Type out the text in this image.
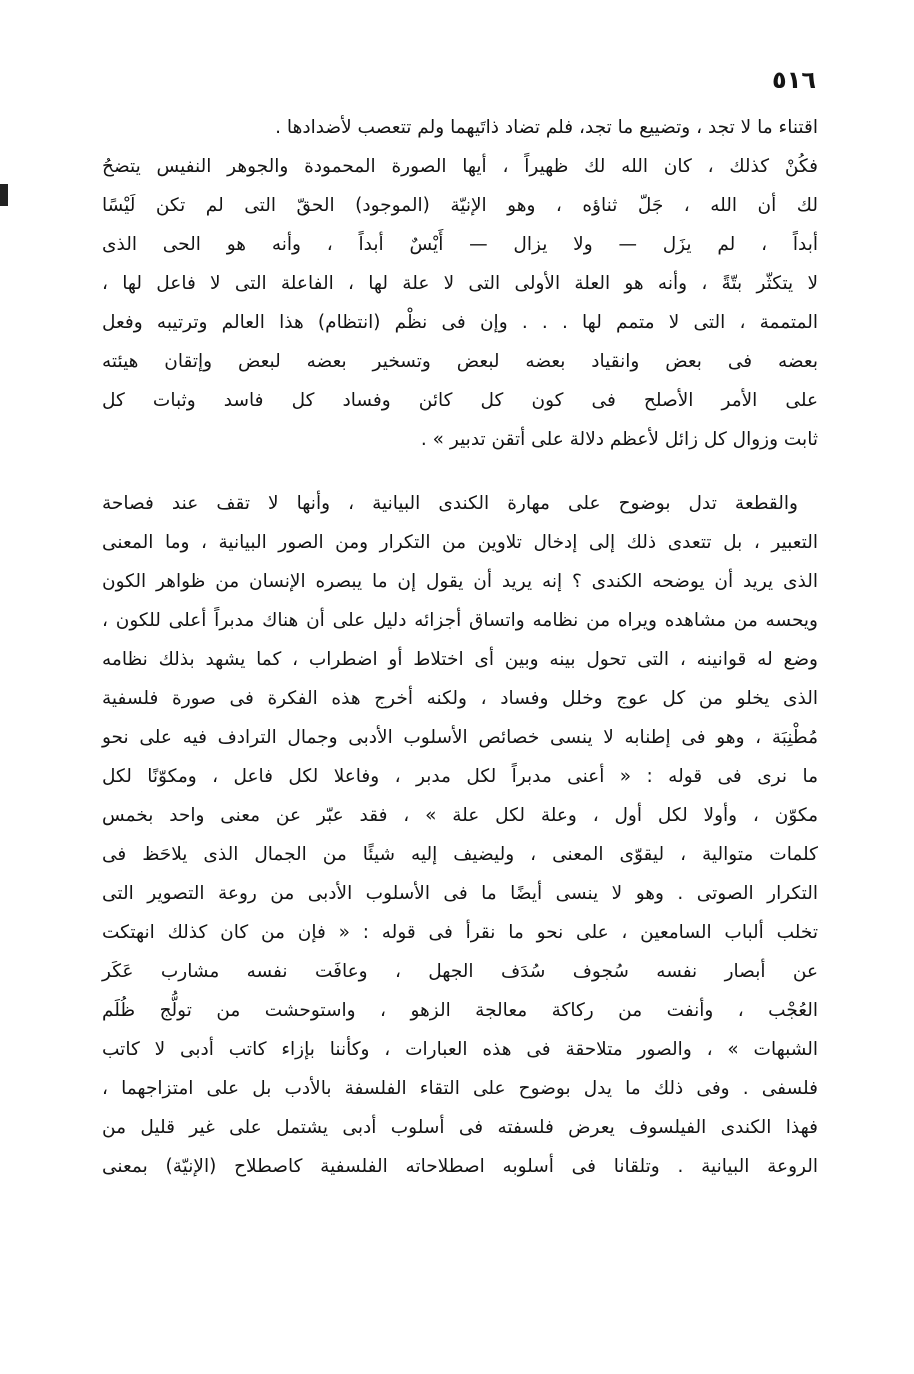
٥١٦
اقتناء ما لا تجد ، وتضييع ما تجد، فلم تضاد ذاتَيهما ولم تتعصب لأضدادها .
فكُنْ كذلك ، كان الله لك ظهيراً ، أيها الصورة المحمودة والجوهر النفيس يتضحُ
لك أن الله ، جَلّ ثناؤه ، وهو الإنيّة (الموجود) الحقّ التى لم تكن لَيْسًا
أبداً ، لم يزَل — ولا يزال — أَيْسٌ أبداً ، وأنه هو الحى الذى
لا يتكثّر بتّةً ، وأنه هو العلة الأولى التى لا علة لها ، الفاعلة التى لا فاعل لها ،
المتممة ، التى لا متمم لها . . . وإن فى نظْم (انتظام) هذا العالم وترتيبه وفعل
بعضه فى بعض وانقياد بعضه لبعض وتسخير بعضه لبعض وإتقان هيئته
على الأمر الأصلح فى كون كل كائن وفساد كل فاسد وثبات كل
ثابت وزوال كل زائل لأعظم دلالة على أتقن تدبير » .
والقطعة تدل بوضوح على مهارة الكندى البيانية ، وأنها لا تقف عند فصاحة
التعبير ، بل تتعدى ذلك إلى إدخال تلاوين من التكرار ومن الصور البيانية ، وما المعنى
الذى يريد أن يوضحه الكندى ؟ إنه يريد أن يقول إن ما يبصره الإنسان من ظواهر الكون
ويحسه من مشاهده ويراه من نظامه واتساق أجزائه دليل على أن هناك مدبراً أعلى للكون ،
وضع له قوانينه ، التى تحول بينه وبين أى اختلاط أو اضطراب ، كما يشهد بذلك نظامه
الذى يخلو من كل عوج وخلل وفساد ، ولكنه أخرج هذه الفكرة فى صورة فلسفية
مُطْنِبَة ، وهو فى إطنابه لا ينسى خصائص الأسلوب الأدبى وجمال الترادف فيه على نحو
ما نرى فى قوله : « أعنى مدبراً لكل مدبر ، وفاعلا لكل فاعل ، ومكوّنًا لكل
مكوّن ، وأولا لكل أول ، وعلة لكل علة » ، فقد عبّر عن معنى واحد بخمس
كلمات متوالية ، ليقوّى المعنى ، وليضيف إليه شيئًا من الجمال الذى يلاحَظ فى
التكرار الصوتى . وهو لا ينسى أيضًا ما فى الأسلوب الأدبى من روعة التصوير التى
تخلب ألباب السامعين ، على نحو ما نقرأ فى قوله : « فإن من كان كذلك انهتكت
عن أبصار نفسه سُجوف سُدَف الجهل ، وعافَت نفسه مشارب عَكَر
العُجْب ، وأنفت من ركاكة معالجة الزهو ، واستوحشت من تولُّج ظُلَم
الشبهات » ، والصور متلاحقة فى هذه العبارات ، وكأننا بإزاء كاتب أدبى لا كاتب
فلسفى . وفى ذلك ما يدل بوضوح على التقاء الفلسفة بالأدب بل على امتزاجهما ،
فهذا الكندى الفيلسوف يعرض فلسفته فى أسلوب أدبى يشتمل على غير قليل من
الروعة البيانية . وتلقانا فى أسلوبه اصطلاحاته الفلسفية كاصطلاح (الإنيّة) بمعنى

◆ **Instruction**:
Pick out and copy every line that contains the word "الأسلوب".

◆ **Result for this task**:
مُطْنِبَة ، وهو فى إطنابه لا ينسى خصائص الأسلوب الأدبى وجمال الترادف فيه على نحو
التكرار الصوتى . وهو لا ينسى أيضًا ما فى الأسلوب الأدبى من روعة التصوير التى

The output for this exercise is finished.